**EXERCISE INSTRUCTIONS:** The entries below should be quoted exactly, with no pictures carried over.

**GIVEN ENTRIES:**

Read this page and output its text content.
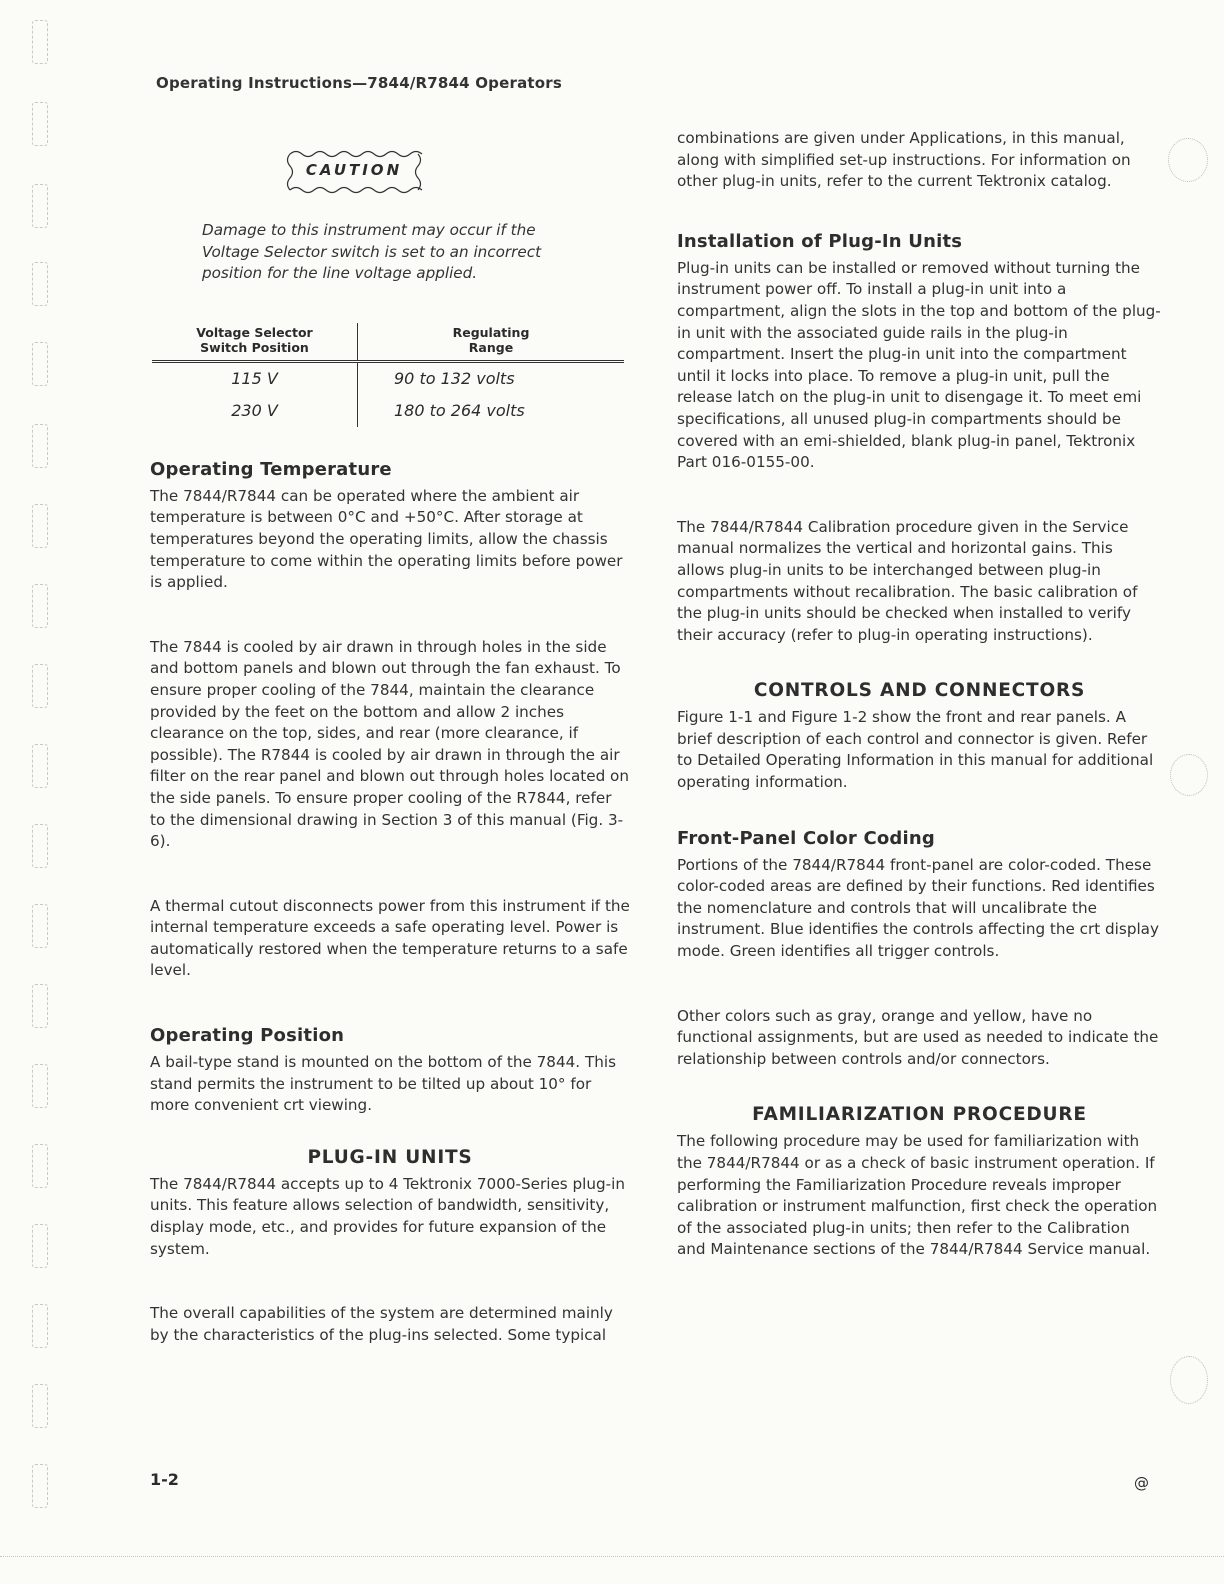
Operating Instructions—7844/R7844 Operators
CAUTION

Damage to this instrument may occur if the Voltage Selector switch is set to an incorrect position for the line voltage applied.

Voltage Selector
Switch Position	Regulating
Range
115 V	90 to 132 volts
230 V	180 to 264 volts
Operating Temperature

The 7844/R7844 can be operated where the ambient air temperature is between 0°C and +50°C. After storage at temperatures beyond the operating limits, allow the chassis temperature to come within the operating limits before power is applied.

The 7844 is cooled by air drawn in through holes in the side and bottom panels and blown out through the fan exhaust. To ensure proper cooling of the 7844, maintain the clearance provided by the feet on the bottom and allow 2 inches clearance on the top, sides, and rear (more clearance, if possible). The R7844 is cooled by air drawn in through the air filter on the rear panel and blown out through holes located on the side panels. To ensure proper cooling of the R7844, refer to the dimensional drawing in Section 3 of this manual (Fig. 3-6).

A thermal cutout disconnects power from this instrument if the internal temperature exceeds a safe operating level. Power is automatically restored when the temperature returns to a safe level.

Operating Position

A bail-type stand is mounted on the bottom of the 7844. This stand permits the instrument to be tilted up about 10° for more convenient crt viewing.

PLUG-IN UNITS

The 7844/R7844 accepts up to 4 Tektronix 7000-Series plug-in units. This feature allows selection of bandwidth, sensitivity, display mode, etc., and provides for future expansion of the system.

The overall capabilities of the system are determined mainly by the characteristics of the plug-ins selected. Some typical

combinations are given under Applications, in this manual, along with simplified set-up instructions. For information on other plug-in units, refer to the current Tektronix catalog.

Installation of Plug-In Units

Plug-in units can be installed or removed without turning the instrument power off. To install a plug-in unit into a compartment, align the slots in the top and bottom of the plug-in unit with the associated guide rails in the plug-in compartment. Insert the plug-in unit into the compartment until it locks into place. To remove a plug-in unit, pull the release latch on the plug-in unit to disengage it. To meet emi specifications, all unused plug-in compartments should be covered with an emi-shielded, blank plug-in panel, Tektronix Part 016-0155-00.

The 7844/R7844 Calibration procedure given in the Service manual normalizes the vertical and horizontal gains. This allows plug-in units to be interchanged between plug-in compartments without recalibration. The basic calibration of the plug-in units should be checked when installed to verify their accuracy (refer to plug-in operating instructions).

CONTROLS AND CONNECTORS

Figure 1-1 and Figure 1-2 show the front and rear panels. A brief description of each control and connector is given. Refer to Detailed Operating Information in this manual for additional operating information.

Front-Panel Color Coding

Portions of the 7844/R7844 front-panel are color-coded. These color-coded areas are defined by their functions. Red identifies the nomenclature and controls that will uncalibrate the instrument. Blue identifies the controls affecting the crt display mode. Green identifies all trigger controls.

Other colors such as gray, orange and yellow, have no functional assignments, but are used as needed to indicate the relationship between controls and/or connectors.

FAMILIARIZATION PROCEDURE

The following procedure may be used for familiarization with the 7844/R7844 or as a check of basic instrument operation. If performing the Familiarization Procedure reveals improper calibration or instrument malfunction, first check the operation of the associated plug-in units; then refer to the Calibration and Maintenance sections of the 7844/R7844 Service manual.

1-2	@
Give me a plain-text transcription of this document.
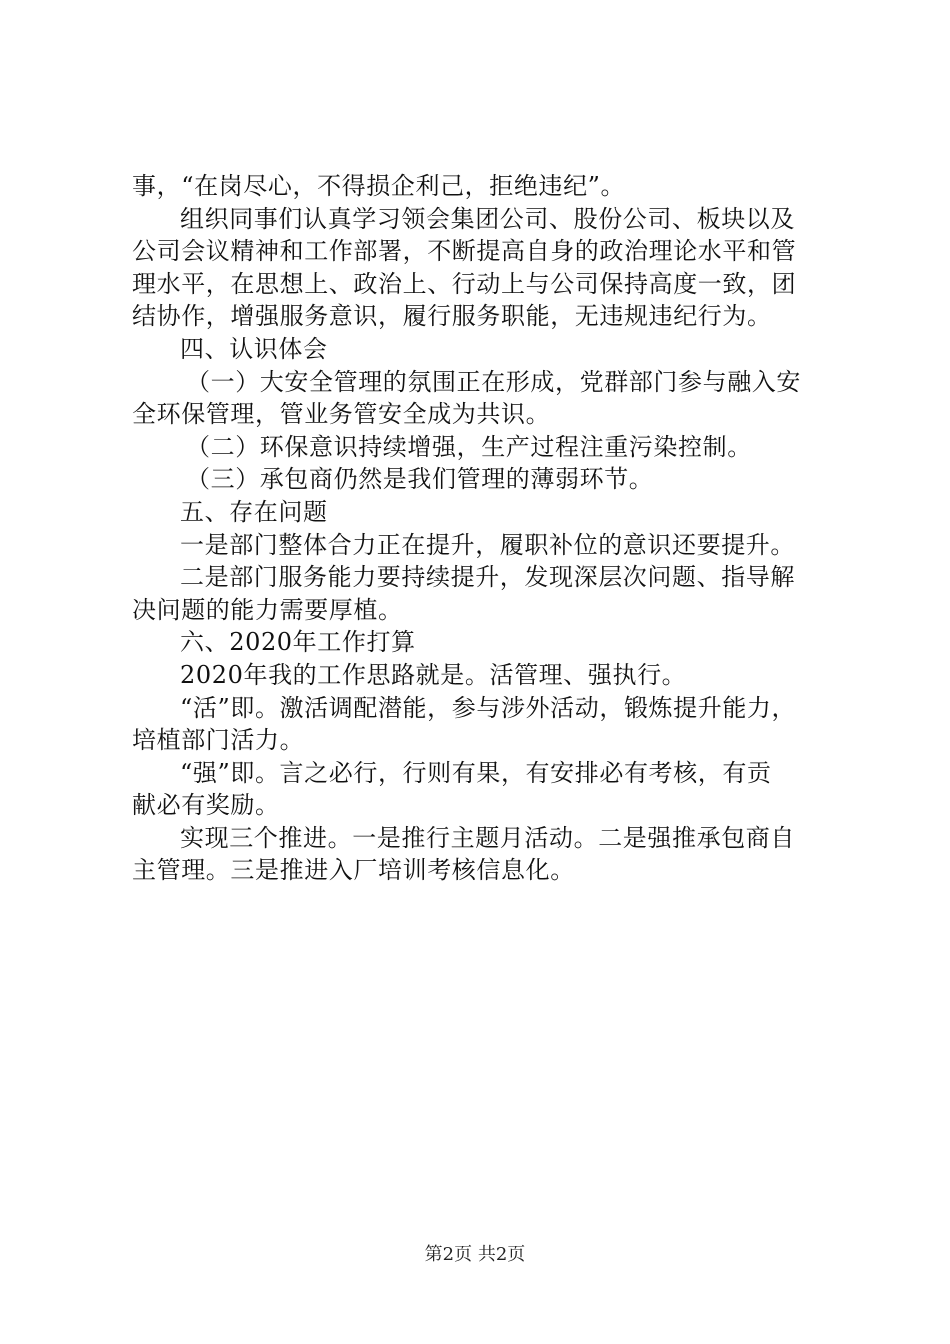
事，“在岗尽心，不得损企利己，拒绝违纪”。
组织同事们认真学习领会集团公司、股份公司、板块以及
公司会议精神和工作部署，不断提高自身的政治理论水平和管
理水平，在思想上、政治上、行动上与公司保持高度一致，团
结协作，增强服务意识，履行服务职能，无违规违纪行为。
四、认识体会
（一）大安全管理的氛围正在形成，党群部门参与融入安
全环保管理，管业务管安全成为共识。
（二）环保意识持续增强，生产过程注重污染控制。
（三）承包商仍然是我们管理的薄弱环节。
五、存在问题
一是部门整体合力正在提升，履职补位的意识还要提升。
二是部门服务能力要持续提升，发现深层次问题、指导解
决问题的能力需要厚植。
六、2020年工作打算
2020年我的工作思路就是。活管理、强执行。
“活”即。激活调配潜能，参与涉外活动，锻炼提升能力，
培植部门活力。
“强”即。言之必行，行则有果，有安排必有考核，有贡
献必有奖励。
实现三个推进。一是推行主题月活动。二是强推承包商自
主管理。三是推进入厂培训考核信息化。
第2页 共2页
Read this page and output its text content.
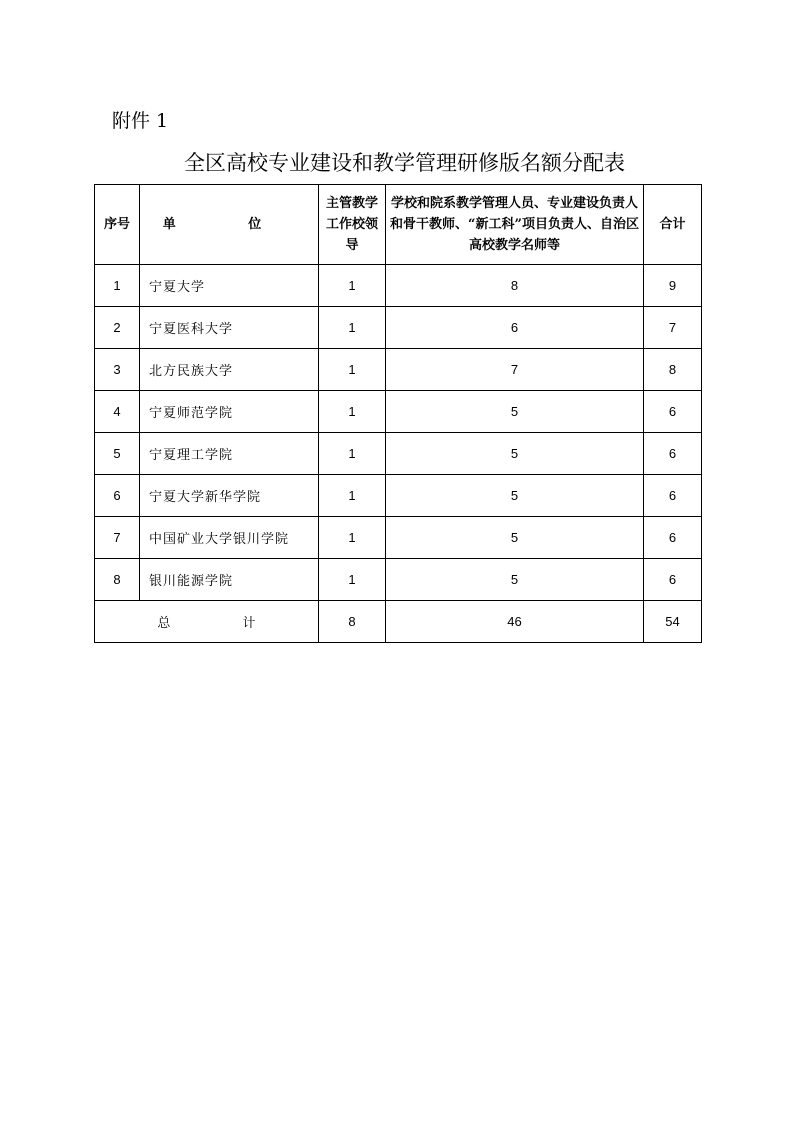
附件 1
全区高校专业建设和教学管理研修版名额分配表
序号	单 位	主管教学工作校领导	学校和院系教学管理人员、专业建设负责人和骨干教师、“新工科”项目负责人、自治区高校教学名师等	合计
1	宁夏大学	1	8	9
2	宁夏医科大学	1	6	7
3	北方民族大学	1	7	8
4	宁夏师范学院	1	5	6
5	宁夏理工学院	1	5	6
6	宁夏大学新华学院	1	5	6
7	中国矿业大学银川学院	1	5	6
8	银川能源学院	1	5	6
总 计		8	46	54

**SOLUTION FOR THIS TASK:**
Read this page and output its text content.
Operating Instructions—7844/R7844 Operators
CAUTION

Damage to this instrument may occur if the Voltage Selector switch is set to an incorrect position for the line voltage applied.

Voltage Selector
Switch Position	Regulating
Range
115 V	90 to 132 volts
230 V	180 to 264 volts
Operating Temperature

The 7844/R7844 can be operated where the ambient air temperature is between 0°C and +50°C. After storage at temperatures beyond the operating limits, allow the chassis temperature to come within the operating limits before power is applied.

The 7844 is cooled by air drawn in through holes in the side and bottom panels and blown out through the fan exhaust. To ensure proper cooling of the 7844, maintain the clearance provided by the feet on the bottom and allow 2 inches clearance on the top, sides, and rear (more clearance, if possible). The R7844 is cooled by air drawn in through the air filter on the rear panel and blown out through holes located on the side panels. To ensure proper cooling of the R7844, refer to the dimensional drawing in Section 3 of this manual (Fig. 3-6).

A thermal cutout disconnects power from this instrument if the internal temperature exceeds a safe operating level. Power is automatically restored when the temperature returns to a safe level.

Operating Position

A bail-type stand is mounted on the bottom of the 7844. This stand permits the instrument to be tilted up about 10° for more convenient crt viewing.

PLUG-IN UNITS

The 7844/R7844 accepts up to 4 Tektronix 7000-Series plug-in units. This feature allows selection of bandwidth, sensitivity, display mode, etc., and provides for future expansion of the system.

The overall capabilities of the system are determined mainly by the characteristics of the plug-ins selected. Some typical

combinations are given under Applications, in this manual, along with simplified set-up instructions. For information on other plug-in units, refer to the current Tektronix catalog.

Installation of Plug-In Units

Plug-in units can be installed or removed without turning the instrument power off. To install a plug-in unit into a compartment, align the slots in the top and bottom of the plug-in unit with the associated guide rails in the plug-in compartment. Insert the plug-in unit into the compartment until it locks into place. To remove a plug-in unit, pull the release latch on the plug-in unit to disengage it. To meet emi specifications, all unused plug-in compartments should be covered with an emi-shielded, blank plug-in panel, Tektronix Part 016-0155-00.

The 7844/R7844 Calibration procedure given in the Service manual normalizes the vertical and horizontal gains. This allows plug-in units to be interchanged between plug-in compartments without recalibration. The basic calibration of the plug-in units should be checked when installed to verify their accuracy (refer to plug-in operating instructions).

CONTROLS AND CONNECTORS

Figure 1-1 and Figure 1-2 show the front and rear panels. A brief description of each control and connector is given. Refer to Detailed Operating Information in this manual for additional operating information.

Front-Panel Color Coding

Portions of the 7844/R7844 front-panel are color-coded. These color-coded areas are defined by their functions. Red identifies the nomenclature and controls that will uncalibrate the instrument. Blue identifies the controls affecting the crt display mode. Green identifies all trigger controls.

Other colors such as gray, orange and yellow, have no functional assignments, but are used as needed to indicate the relationship between controls and/or connectors.

FAMILIARIZATION PROCEDURE

The following procedure may be used for familiarization with the 7844/R7844 or as a check of basic instrument operation. If performing the Familiarization Procedure reveals improper calibration or instrument malfunction, first check the operation of the associated plug-in units; then refer to the Calibration and Maintenance sections of the 7844/R7844 Service manual.

1-2	@
Give me a plain-text transcription of this document.
事，“在岗尽心，不得损企利己，拒绝违纪”。
组织同事们认真学习领会集团公司、股份公司、板块以及
公司会议精神和工作部署，不断提高自身的政治理论水平和管
理水平，在思想上、政治上、行动上与公司保持高度一致，团
结协作，增强服务意识，履行服务职能，无违规违纪行为。
四、认识体会
（一）大安全管理的氛围正在形成，党群部门参与融入安
全环保管理，管业务管安全成为共识。
（二）环保意识持续增强，生产过程注重污染控制。
（三）承包商仍然是我们管理的薄弱环节。
五、存在问题
一是部门整体合力正在提升，履职补位的意识还要提升。
二是部门服务能力要持续提升，发现深层次问题、指导解
决问题的能力需要厚植。
六、2020年工作打算
2020年我的工作思路就是。活管理、强执行。
“活”即。激活调配潜能，参与涉外活动，锻炼提升能力，
培植部门活力。
“强”即。言之必行，行则有果，有安排必有考核，有贡
献必有奖励。
实现三个推进。一是推行主题月活动。二是强推承包商自
主管理。三是推进入厂培训考核信息化。
第2页 共2页
Read this page and output its text content.
附件 1
全区高校专业建设和教学管理研修版名额分配表
序号	单 位	主管教学工作校领导	学校和院系教学管理人员、专业建设负责人和骨干教师、“新工科”项目负责人、自治区高校教学名师等	合计
1	宁夏大学	1	8	9
2	宁夏医科大学	1	6	7
3	北方民族大学	1	7	8
4	宁夏师范学院	1	5	6
5	宁夏理工学院	1	5	6
6	宁夏大学新华学院	1	5	6
7	中国矿业大学银川学院	1	5	6
8	银川能源学院	1	5	6
总 计		8	46	54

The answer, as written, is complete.